PROVIDED RECORDS:
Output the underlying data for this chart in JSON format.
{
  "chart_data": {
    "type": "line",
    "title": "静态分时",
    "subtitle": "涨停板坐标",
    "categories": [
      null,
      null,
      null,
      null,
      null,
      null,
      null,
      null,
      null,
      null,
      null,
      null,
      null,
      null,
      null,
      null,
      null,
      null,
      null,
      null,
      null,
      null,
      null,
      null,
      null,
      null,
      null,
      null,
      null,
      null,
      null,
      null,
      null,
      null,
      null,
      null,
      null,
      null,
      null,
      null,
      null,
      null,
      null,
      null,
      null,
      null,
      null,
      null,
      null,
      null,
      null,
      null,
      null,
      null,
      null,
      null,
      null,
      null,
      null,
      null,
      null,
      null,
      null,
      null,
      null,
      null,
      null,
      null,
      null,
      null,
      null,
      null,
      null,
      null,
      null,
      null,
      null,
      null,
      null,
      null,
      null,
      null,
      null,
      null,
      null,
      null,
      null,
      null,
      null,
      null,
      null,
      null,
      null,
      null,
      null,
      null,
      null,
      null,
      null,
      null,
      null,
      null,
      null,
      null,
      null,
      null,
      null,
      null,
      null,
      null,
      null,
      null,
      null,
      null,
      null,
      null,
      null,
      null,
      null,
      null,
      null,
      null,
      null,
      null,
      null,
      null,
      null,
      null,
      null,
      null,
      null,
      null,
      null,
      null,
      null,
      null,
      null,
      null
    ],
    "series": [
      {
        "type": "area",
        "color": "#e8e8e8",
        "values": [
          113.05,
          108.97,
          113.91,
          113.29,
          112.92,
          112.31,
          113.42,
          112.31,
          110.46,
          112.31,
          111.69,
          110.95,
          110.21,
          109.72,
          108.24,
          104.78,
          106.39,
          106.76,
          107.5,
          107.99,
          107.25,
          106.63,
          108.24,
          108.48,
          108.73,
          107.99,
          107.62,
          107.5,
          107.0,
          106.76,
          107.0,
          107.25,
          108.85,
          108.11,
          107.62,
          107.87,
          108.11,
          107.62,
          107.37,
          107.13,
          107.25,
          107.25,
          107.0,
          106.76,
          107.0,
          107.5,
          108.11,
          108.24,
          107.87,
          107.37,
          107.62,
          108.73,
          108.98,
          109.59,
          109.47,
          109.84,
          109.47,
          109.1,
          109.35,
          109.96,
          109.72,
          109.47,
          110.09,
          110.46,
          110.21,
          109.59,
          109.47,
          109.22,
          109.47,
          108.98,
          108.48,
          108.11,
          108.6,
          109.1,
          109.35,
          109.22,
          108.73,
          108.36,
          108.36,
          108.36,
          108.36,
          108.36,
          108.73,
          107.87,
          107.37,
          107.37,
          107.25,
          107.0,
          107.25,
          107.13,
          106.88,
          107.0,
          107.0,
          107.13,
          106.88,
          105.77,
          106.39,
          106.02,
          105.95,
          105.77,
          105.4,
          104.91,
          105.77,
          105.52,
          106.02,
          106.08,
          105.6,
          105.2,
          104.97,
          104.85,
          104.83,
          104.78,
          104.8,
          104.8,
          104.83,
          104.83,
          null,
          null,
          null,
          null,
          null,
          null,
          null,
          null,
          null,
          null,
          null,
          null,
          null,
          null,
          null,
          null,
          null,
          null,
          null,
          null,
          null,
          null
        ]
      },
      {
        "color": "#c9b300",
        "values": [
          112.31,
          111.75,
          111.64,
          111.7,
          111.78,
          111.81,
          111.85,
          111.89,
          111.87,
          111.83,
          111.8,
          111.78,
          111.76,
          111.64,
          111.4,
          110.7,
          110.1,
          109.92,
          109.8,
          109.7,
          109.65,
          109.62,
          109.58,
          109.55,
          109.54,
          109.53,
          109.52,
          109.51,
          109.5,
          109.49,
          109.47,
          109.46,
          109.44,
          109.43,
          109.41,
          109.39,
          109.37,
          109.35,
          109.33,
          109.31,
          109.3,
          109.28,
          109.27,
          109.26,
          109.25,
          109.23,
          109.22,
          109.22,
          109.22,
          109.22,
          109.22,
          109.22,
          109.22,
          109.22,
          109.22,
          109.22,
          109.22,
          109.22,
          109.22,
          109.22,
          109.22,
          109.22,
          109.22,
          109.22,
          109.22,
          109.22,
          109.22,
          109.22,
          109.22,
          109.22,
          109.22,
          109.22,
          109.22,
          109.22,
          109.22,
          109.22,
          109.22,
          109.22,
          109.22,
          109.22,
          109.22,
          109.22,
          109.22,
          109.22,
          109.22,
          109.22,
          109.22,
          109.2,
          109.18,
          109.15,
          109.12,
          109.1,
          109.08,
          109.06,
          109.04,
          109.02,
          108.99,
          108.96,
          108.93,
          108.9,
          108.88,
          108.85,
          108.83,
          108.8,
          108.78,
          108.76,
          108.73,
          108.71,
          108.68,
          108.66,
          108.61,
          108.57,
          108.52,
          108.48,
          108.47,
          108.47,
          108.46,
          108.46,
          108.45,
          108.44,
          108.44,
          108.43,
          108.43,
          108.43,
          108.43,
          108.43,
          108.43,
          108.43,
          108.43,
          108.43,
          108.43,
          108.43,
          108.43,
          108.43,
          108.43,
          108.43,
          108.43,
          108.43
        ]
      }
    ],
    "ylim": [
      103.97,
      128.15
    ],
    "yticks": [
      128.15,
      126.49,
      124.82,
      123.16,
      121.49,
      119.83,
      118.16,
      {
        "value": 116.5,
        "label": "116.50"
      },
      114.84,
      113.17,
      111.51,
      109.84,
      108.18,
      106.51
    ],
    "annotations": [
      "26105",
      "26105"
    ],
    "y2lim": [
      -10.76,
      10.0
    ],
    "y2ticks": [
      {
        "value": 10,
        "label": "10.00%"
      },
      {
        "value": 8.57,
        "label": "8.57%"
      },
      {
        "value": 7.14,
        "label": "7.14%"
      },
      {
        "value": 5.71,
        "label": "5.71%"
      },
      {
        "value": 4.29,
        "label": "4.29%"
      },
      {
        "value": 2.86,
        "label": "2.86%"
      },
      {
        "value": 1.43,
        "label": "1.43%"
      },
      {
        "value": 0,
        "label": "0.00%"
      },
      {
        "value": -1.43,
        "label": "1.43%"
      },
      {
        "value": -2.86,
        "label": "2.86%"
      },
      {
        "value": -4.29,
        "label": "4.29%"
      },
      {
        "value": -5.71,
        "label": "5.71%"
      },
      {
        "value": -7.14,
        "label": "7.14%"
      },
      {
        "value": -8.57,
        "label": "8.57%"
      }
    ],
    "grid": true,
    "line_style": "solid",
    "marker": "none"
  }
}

PROBLEM DESCRIPTION:
Please quote every record above exactly as it appears.

FULL OUTPUT:
Output the underlying data for this chart in JSON format.
{
  "chart_data": {
    "type": "line",
    "title": "静态分时",
    "subtitle": "涨停板坐标",
    "categories": [
      null,
      null,
      null,
      null,
      null,
      null,
      null,
      null,
      null,
      null,
      null,
      null,
      null,
      null,
      null,
      null,
      null,
      null,
      null,
      null,
      null,
      null,
      null,
      null,
      null,
      null,
      null,
      null,
      null,
      null,
      null,
      null,
      null,
      null,
      null,
      null,
      null,
      null,
      null,
      null,
      null,
      null,
      null,
      null,
      null,
      null,
      null,
      null,
      null,
      null,
      null,
      null,
      null,
      null,
      null,
      null,
      null,
      null,
      null,
      null,
      null,
      null,
      null,
      null,
      null,
      null,
      null,
      null,
      null,
      null,
      null,
      null,
      null,
      null,
      null,
      null,
      null,
      null,
      null,
      null,
      null,
      null,
      null,
      null,
      null,
      null,
      null,
      null,
      null,
      null,
      null,
      null,
      null,
      null,
      null,
      null,
      null,
      null,
      null,
      null,
      null,
      null,
      null,
      null,
      null,
      null,
      null,
      null,
      null,
      null,
      null,
      null,
      null,
      null,
      null,
      null,
      null,
      null,
      null,
      null,
      null,
      null,
      null,
      null,
      null,
      null,
      null,
      null,
      null,
      null,
      null,
      null,
      null,
      null,
      null,
      null,
      null,
      null
    ],
    "series": [
      {
        "type": "area",
        "color": "#e8e8e8",
        "values": [
          113.05,
          108.97,
          113.91,
          113.29,
          112.92,
          112.31,
          113.42,
          112.31,
          110.46,
          112.31,
          111.69,
          110.95,
          110.21,
          109.72,
          108.24,
          104.78,
          106.39,
          106.76,
          107.5,
          107.99,
          107.25,
          106.63,
          108.24,
          108.48,
          108.73,
          107.99,
          107.62,
          107.5,
          107.0,
          106.76,
          107.0,
          107.25,
          108.85,
          108.11,
          107.62,
          107.87,
          108.11,
          107.62,
          107.37,
          107.13,
          107.25,
          107.25,
          107.0,
          106.76,
          107.0,
          107.5,
          108.11,
          108.24,
          107.87,
          107.37,
          107.62,
          108.73,
          108.98,
          109.59,
          109.47,
          109.84,
          109.47,
          109.1,
          109.35,
          109.96,
          109.72,
          109.47,
          110.09,
          110.46,
          110.21,
          109.59,
          109.47,
          109.22,
          109.47,
          108.98,
          108.48,
          108.11,
          108.6,
          109.1,
          109.35,
          109.22,
          108.73,
          108.36,
          108.36,
          108.36,
          108.36,
          108.36,
          108.73,
          107.87,
          107.37,
          107.37,
          107.25,
          107.0,
          107.25,
          107.13,
          106.88,
          107.0,
          107.0,
          107.13,
          106.88,
          105.77,
          106.39,
          106.02,
          105.95,
          105.77,
          105.4,
          104.91,
          105.77,
          105.52,
          106.02,
          106.08,
          105.6,
          105.2,
          104.97,
          104.85,
          104.83,
          104.78,
          104.8,
          104.8,
          104.83,
          104.83,
          null,
          null,
          null,
          null,
          null,
          null,
          null,
          null,
          null,
          null,
          null,
          null,
          null,
          null,
          null,
          null,
          null,
          null,
          null,
          null,
          null,
          null
        ]
      },
      {
        "color": "#c9b300",
        "values": [
          112.31,
          111.75,
          111.64,
          111.7,
          111.78,
          111.81,
          111.85,
          111.89,
          111.87,
          111.83,
          111.8,
          111.78,
          111.76,
          111.64,
          111.4,
          110.7,
          110.1,
          109.92,
          109.8,
          109.7,
          109.65,
          109.62,
          109.58,
          109.55,
          109.54,
          109.53,
          109.52,
          109.51,
          109.5,
          109.49,
          109.47,
          109.46,
          109.44,
          109.43,
          109.41,
          109.39,
          109.37,
          109.35,
          109.33,
          109.31,
          109.3,
          109.28,
          109.27,
          109.26,
          109.25,
          109.23,
          109.22,
          109.22,
          109.22,
          109.22,
          109.22,
          109.22,
          109.22,
          109.22,
          109.22,
          109.22,
          109.22,
          109.22,
          109.22,
          109.22,
          109.22,
          109.22,
          109.22,
          109.22,
          109.22,
          109.22,
          109.22,
          109.22,
          109.22,
          109.22,
          109.22,
          109.22,
          109.22,
          109.22,
          109.22,
          109.22,
          109.22,
          109.22,
          109.22,
          109.22,
          109.22,
          109.22,
          109.22,
          109.22,
          109.22,
          109.22,
          109.22,
          109.2,
          109.18,
          109.15,
          109.12,
          109.1,
          109.08,
          109.06,
          109.04,
          109.02,
          108.99,
          108.96,
          108.93,
          108.9,
          108.88,
          108.85,
          108.83,
          108.8,
          108.78,
          108.76,
          108.73,
          108.71,
          108.68,
          108.66,
          108.61,
          108.57,
          108.52,
          108.48,
          108.47,
          108.47,
          108.46,
          108.46,
          108.45,
          108.44,
          108.44,
          108.43,
          108.43,
          108.43,
          108.43,
          108.43,
          108.43,
          108.43,
          108.43,
          108.43,
          108.43,
          108.43,
          108.43,
          108.43,
          108.43,
          108.43,
          108.43,
          108.43
        ]
      }
    ],
    "ylim": [
      103.97,
      128.15
    ],
    "yticks": [
      128.15,
      126.49,
      124.82,
      123.16,
      121.49,
      119.83,
      118.16,
      {
        "value": 116.5,
        "label": "116.50"
      },
      114.84,
      113.17,
      111.51,
      109.84,
      108.18,
      106.51
    ],
    "annotations": [
      "26105",
      "26105"
    ],
    "y2lim": [
      -10.76,
      10.0
    ],
    "y2ticks": [
      {
        "value": 10,
        "label": "10.00%"
      },
      {
        "value": 8.57,
        "label": "8.57%"
      },
      {
        "value": 7.14,
        "label": "7.14%"
      },
      {
        "value": 5.71,
        "label": "5.71%"
      },
      {
        "value": 4.29,
        "label": "4.29%"
      },
      {
        "value": 2.86,
        "label": "2.86%"
      },
      {
        "value": 1.43,
        "label": "1.43%"
      },
      {
        "value": 0,
        "label": "0.00%"
      },
      {
        "value": -1.43,
        "label": "1.43%"
      },
      {
        "value": -2.86,
        "label": "2.86%"
      },
      {
        "value": -4.29,
        "label": "4.29%"
      },
      {
        "value": -5.71,
        "label": "5.71%"
      },
      {
        "value": -7.14,
        "label": "7.14%"
      },
      {
        "value": -8.57,
        "label": "8.57%"
      }
    ],
    "grid": true,
    "line_style": "solid",
    "marker": "none"
  }
}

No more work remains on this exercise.